* begin *

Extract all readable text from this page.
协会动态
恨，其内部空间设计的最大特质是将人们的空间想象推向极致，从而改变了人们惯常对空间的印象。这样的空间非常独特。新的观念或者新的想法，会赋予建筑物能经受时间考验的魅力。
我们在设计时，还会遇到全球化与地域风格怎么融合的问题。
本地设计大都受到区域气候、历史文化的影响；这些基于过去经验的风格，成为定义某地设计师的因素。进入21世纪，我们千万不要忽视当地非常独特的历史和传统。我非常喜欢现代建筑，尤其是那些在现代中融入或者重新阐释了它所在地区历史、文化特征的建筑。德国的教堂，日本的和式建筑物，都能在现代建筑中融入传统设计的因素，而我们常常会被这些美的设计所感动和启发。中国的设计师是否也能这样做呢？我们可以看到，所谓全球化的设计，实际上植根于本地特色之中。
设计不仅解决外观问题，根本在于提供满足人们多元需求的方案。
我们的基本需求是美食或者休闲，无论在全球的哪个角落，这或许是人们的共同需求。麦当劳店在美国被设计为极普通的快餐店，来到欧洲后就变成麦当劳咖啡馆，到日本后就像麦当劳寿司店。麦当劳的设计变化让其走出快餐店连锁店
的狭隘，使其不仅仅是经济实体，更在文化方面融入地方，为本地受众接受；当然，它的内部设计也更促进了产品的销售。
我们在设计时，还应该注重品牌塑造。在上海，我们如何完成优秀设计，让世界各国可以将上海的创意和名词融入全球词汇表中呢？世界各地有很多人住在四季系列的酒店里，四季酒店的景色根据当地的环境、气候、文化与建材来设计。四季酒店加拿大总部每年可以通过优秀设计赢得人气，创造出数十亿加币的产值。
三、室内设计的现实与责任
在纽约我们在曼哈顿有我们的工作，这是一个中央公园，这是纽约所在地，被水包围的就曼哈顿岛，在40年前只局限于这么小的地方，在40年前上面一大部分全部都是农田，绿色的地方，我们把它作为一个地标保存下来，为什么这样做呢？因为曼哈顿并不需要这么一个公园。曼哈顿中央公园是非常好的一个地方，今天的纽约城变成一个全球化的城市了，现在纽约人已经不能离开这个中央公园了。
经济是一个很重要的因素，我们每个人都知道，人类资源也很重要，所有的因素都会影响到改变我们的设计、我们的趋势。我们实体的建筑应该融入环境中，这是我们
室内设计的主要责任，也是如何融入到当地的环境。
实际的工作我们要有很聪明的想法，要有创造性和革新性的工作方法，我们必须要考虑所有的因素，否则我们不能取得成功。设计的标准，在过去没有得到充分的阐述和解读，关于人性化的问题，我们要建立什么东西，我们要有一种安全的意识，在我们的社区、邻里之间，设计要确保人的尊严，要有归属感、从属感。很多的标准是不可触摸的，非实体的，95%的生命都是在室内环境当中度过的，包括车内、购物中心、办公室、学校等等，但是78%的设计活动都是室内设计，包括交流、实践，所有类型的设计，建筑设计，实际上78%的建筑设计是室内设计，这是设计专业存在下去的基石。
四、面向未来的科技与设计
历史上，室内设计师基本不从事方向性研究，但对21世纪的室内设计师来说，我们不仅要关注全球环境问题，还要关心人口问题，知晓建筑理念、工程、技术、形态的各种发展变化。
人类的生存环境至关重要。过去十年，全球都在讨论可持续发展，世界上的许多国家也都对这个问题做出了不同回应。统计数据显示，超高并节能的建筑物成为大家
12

* end *
* begin *

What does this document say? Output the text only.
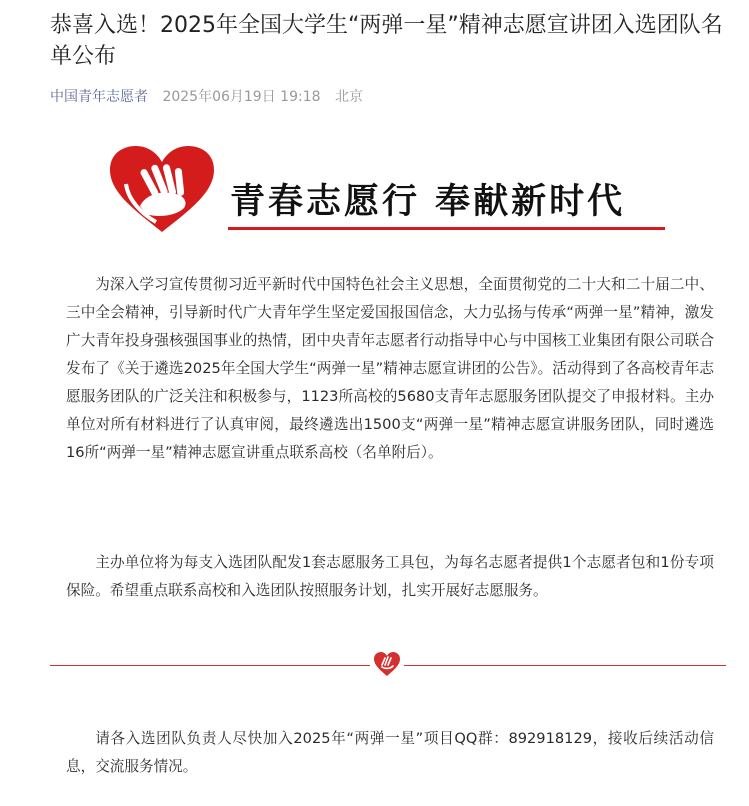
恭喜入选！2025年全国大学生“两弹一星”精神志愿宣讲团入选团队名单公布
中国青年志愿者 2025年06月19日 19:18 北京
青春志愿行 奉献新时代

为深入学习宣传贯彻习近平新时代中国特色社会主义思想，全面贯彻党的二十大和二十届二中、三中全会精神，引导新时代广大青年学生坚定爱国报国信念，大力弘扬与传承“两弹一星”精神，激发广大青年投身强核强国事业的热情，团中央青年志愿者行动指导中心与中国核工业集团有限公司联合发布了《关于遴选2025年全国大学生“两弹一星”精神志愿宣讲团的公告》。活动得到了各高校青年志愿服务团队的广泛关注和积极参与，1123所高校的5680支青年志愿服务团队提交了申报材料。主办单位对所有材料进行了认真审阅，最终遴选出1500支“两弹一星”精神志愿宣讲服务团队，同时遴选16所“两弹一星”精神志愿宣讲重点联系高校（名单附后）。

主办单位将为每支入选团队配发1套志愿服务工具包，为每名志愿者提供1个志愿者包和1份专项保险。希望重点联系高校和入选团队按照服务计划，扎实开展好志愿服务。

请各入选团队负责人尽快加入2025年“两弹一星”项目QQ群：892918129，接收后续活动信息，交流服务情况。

* end *
* begin *

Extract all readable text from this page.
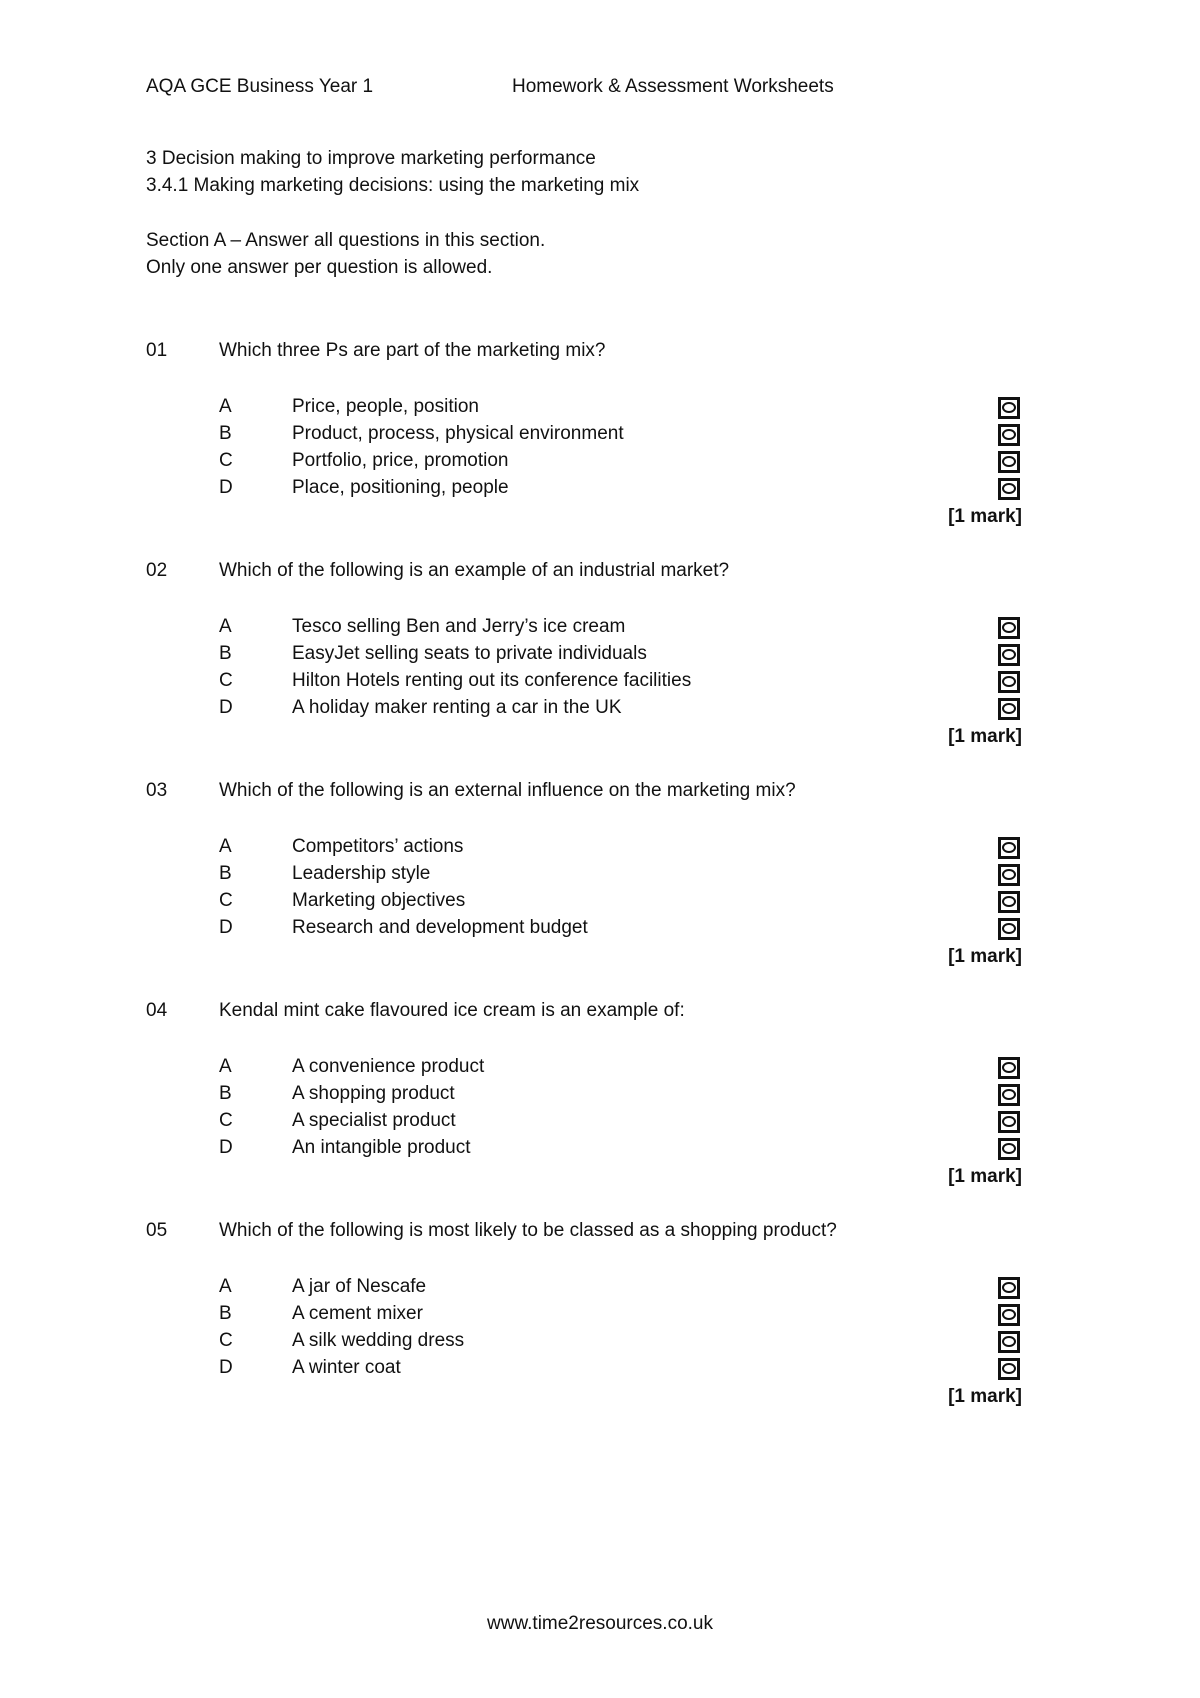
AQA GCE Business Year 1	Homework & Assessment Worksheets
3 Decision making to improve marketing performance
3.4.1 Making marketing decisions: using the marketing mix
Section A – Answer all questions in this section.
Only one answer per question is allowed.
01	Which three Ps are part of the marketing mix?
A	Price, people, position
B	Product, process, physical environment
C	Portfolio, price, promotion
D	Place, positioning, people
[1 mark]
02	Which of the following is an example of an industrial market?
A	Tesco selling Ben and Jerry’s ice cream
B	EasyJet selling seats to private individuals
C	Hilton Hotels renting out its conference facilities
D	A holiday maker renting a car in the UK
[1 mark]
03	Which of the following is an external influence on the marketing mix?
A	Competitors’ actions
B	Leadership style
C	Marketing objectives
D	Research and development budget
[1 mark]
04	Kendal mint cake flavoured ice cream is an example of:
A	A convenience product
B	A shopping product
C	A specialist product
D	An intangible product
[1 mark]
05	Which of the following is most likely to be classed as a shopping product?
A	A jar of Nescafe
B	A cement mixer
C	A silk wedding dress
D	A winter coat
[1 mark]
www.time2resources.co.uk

* end *

Reply with the number of lines in the data that include the string "cream" and nothing else.

> ANSWER: 2